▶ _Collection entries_

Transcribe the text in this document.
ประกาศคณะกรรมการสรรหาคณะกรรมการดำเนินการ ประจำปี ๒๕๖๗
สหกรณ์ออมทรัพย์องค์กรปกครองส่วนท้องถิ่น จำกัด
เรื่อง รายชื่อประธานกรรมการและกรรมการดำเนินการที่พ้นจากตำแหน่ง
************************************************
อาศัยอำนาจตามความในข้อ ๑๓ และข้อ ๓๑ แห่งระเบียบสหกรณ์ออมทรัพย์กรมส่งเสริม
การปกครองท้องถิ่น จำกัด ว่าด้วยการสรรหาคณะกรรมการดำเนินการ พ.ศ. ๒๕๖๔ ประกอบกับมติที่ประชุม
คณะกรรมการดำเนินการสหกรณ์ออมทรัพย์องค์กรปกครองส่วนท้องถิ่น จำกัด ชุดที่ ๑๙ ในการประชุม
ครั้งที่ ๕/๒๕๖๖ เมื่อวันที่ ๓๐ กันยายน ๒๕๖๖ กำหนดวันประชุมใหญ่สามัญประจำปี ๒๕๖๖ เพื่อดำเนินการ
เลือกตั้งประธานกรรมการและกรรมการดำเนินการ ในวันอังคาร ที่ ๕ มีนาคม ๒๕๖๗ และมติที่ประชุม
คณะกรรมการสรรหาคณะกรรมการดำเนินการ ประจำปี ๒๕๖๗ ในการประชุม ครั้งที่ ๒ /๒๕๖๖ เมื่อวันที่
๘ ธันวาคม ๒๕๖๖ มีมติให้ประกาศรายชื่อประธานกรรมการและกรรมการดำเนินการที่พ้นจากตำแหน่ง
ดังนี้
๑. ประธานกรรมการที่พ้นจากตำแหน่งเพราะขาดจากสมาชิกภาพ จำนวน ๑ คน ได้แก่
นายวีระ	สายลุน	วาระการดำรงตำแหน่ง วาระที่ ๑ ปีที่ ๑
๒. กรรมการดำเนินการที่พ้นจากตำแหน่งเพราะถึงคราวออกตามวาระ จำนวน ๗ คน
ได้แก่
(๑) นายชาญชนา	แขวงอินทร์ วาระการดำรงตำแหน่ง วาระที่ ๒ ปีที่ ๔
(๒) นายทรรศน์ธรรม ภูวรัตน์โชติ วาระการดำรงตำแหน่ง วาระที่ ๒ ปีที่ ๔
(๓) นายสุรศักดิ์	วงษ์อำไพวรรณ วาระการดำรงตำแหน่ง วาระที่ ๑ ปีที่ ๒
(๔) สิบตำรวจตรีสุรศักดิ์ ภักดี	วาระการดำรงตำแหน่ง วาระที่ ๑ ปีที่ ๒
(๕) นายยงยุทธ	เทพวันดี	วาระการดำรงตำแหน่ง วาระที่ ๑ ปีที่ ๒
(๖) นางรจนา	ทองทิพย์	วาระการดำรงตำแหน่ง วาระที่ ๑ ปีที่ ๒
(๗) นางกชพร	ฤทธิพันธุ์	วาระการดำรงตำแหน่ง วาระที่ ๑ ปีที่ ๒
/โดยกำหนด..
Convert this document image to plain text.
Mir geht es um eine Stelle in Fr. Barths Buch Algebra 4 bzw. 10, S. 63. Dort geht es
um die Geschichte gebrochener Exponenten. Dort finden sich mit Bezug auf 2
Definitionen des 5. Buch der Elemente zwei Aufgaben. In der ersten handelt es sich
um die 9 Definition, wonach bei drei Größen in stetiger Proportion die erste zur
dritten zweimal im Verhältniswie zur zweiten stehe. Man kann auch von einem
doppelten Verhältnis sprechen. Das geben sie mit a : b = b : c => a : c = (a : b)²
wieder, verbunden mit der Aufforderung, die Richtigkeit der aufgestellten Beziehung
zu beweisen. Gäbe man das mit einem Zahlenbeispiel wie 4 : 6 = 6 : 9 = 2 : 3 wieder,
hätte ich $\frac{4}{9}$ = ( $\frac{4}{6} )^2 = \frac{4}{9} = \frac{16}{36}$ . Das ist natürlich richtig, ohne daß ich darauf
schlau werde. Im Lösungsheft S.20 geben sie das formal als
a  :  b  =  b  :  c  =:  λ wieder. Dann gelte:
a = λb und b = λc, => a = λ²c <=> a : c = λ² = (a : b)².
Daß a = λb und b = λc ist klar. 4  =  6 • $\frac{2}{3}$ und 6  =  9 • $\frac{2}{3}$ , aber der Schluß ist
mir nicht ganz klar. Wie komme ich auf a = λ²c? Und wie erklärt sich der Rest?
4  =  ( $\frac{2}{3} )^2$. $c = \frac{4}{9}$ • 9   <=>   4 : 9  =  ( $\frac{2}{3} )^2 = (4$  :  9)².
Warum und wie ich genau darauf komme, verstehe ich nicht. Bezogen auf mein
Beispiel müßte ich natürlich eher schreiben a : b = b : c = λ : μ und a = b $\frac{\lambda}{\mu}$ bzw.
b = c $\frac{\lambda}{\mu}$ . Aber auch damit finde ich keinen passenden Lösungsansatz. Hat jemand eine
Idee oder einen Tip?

▶ _PROBLEM REQUIREMENTS_
Set down, exactly and in full, the lines from the one containing "Convert this document image to plain text." through the end of the entries; no other line belongs.

▶ _WRITTEN ANSWER_
Convert this document image to plain text.
Mir geht es um eine Stelle in Fr. Barths Buch Algebra 4 bzw. 10, S. 63. Dort geht es
um die Geschichte gebrochener Exponenten. Dort finden sich mit Bezug auf 2
Definitionen des 5. Buch der Elemente zwei Aufgaben. In der ersten handelt es sich
um die 9 Definition, wonach bei drei Größen in stetiger Proportion die erste zur
dritten zweimal im Verhältniswie zur zweiten stehe. Man kann auch von einem
doppelten Verhältnis sprechen. Das geben sie mit a : b = b : c => a : c = (a : b)²
wieder, verbunden mit der Aufforderung, die Richtigkeit der aufgestellten Beziehung
zu beweisen. Gäbe man das mit einem Zahlenbeispiel wie 4 : 6 = 6 : 9 = 2 : 3 wieder,
hätte ich $\frac{4}{9}$ = ( $\frac{4}{6} )^2 = \frac{4}{9} = \frac{16}{36}$ . Das ist natürlich richtig, ohne daß ich darauf
schlau werde. Im Lösungsheft S.20 geben sie das formal als
a  :  b  =  b  :  c  =:  λ wieder. Dann gelte:
a = λb und b = λc, => a = λ²c <=> a : c = λ² = (a : b)².
Daß a = λb und b = λc ist klar. 4  =  6 • $\frac{2}{3}$ und 6  =  9 • $\frac{2}{3}$ , aber der Schluß ist
mir nicht ganz klar. Wie komme ich auf a = λ²c? Und wie erklärt sich der Rest?
4  =  ( $\frac{2}{3} )^2$. $c = \frac{4}{9}$ • 9   <=>   4 : 9  =  ( $\frac{2}{3} )^2 = (4$  :  9)².
Warum und wie ich genau darauf komme, verstehe ich nicht. Bezogen auf mein
Beispiel müßte ich natürlich eher schreiben a : b = b : c = λ : μ und a = b $\frac{\lambda}{\mu}$ bzw.
b = c $\frac{\lambda}{\mu}$ . Aber auch damit finde ich keinen passenden Lösungsansatz. Hat jemand eine
Idee oder einen Tip?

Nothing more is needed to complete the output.